— Exercise details —
Gather up every line from the entries below that uses the word "Csak".

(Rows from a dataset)
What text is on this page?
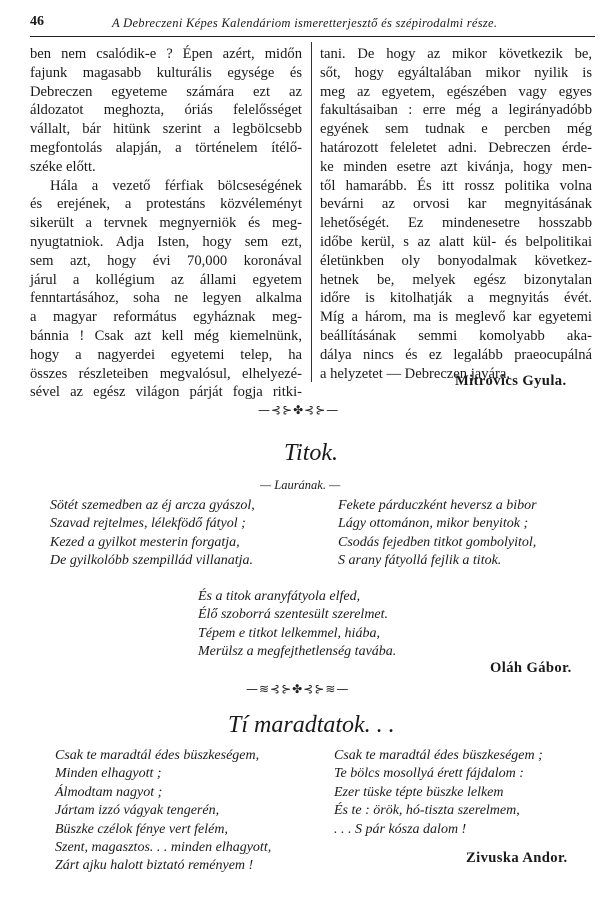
46	A Debreczeni Képes Kalendáriom ismeretterjesztő és szépirodalmi része.

ben nem csalódik-e ? Épen azért, midőn
fajunk magasabb kulturális egysége és
Debreczen egyeteme számára ezt az
áldozatot meghozta, óriás felelősséget
vállalt, bár hitünk szerint a legbölcsebb
megfontolás alapján, a történelem ítélő-
széke előtt.

Hála a vezető férfiak bölcseségének
és erejének, a protestáns közvéleményt
sikerült a tervnek megnyerniök és meg-
nyugtatniok. Adja Isten, hogy sem ezt,
sem azt, hogy évi 70,000 koronával
járul a kollégium az állami egyetem
fenntartásához, soha ne legyen alkalma
a magyar református egyháznak meg-
bánnia ! Csak azt kell még kiemelnünk,
hogy a nagyerdei egyetemi telep, ha
összes részleteiben megvalósul, elhelyezé-
sével az egész világon párját fogja ritki-

tani. De hogy az mikor következik be,
sőt, hogy egyáltalában mikor nyilik is
meg az egyetem, egészében vagy egyes
fakultásaiban : erre még a legirányadóbb
egyének sem tudnak e percben még
határozott feleletet adni. Debreczen érde-
ke minden esetre azt kivánja, hogy men-
től hamarább. És itt rossz politika volna
bevárni az orvosi kar megnyitásának
lehetőségét. Ez mindenesetre hosszabb
időbe kerül, s az alatt kül- és belpolitikai
életünkben oly bonyodalmak következ-
hetnek be, melyek egész bizonytalan
időre is kitolhatják a megnyitás évét.
Míg a három, ma is meglevő kar egyetemi
beállításának semmi komolyabb aka-
dálya nincs és ez legalább praeocupálná
a helyzetet — Debreczen javára.

Mitrovics Gyula.
—⊰⊱✤⊰⊱—
Titok.
— Laurának. —
Sötét szemedben az éj arcza gyászol,
Szavad rejtelmes, lélekfödő fátyol ;
Kezed a gyilkot mesterin forgatja,
De gyilkolóbb szempillád villanatja.
Fekete párduczként heversz a bibor
Lágy ottománon, mikor benyitok ;
Csodás fejedben titkot gombolyitol,
S arany fátyollá fejlik a titok.
És a titok aranyfátyola elfed,
Élő szoborrá szentesült szerelmet.
Tépem e titkot lelkemmel, hiába,
Merülsz a megfejthetlenség tavába.
Oláh Gábor.
—≋⊰⊱✤⊰⊱≋—
Tí maradtatok. . .
Csak te maradtál édes büszkeségem,
Minden elhagyott ;
Álmodtam nagyot ;
Jártam izzó vágyak tengerén,
Büszke czélok fénye vert felém,
Szent, magasztos. . . minden elhagyott,
Zárt ajku halott biztató reményem !
Csak te maradtál édes büszkeségem ;
Te bölcs mosollyá érett fájdalom :
Ezer tüske tépte büszke lelkem
És te : örök, hó-tiszta szerelmem,
. . . S pár kósza dalom !
Zivuska Andor.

— Solved exercise —
bánnia ! Csak azt kell még kiemelnünk,
Csak te maradtál édes büszkeségem,
Csak te maradtál édes büszkeségem ;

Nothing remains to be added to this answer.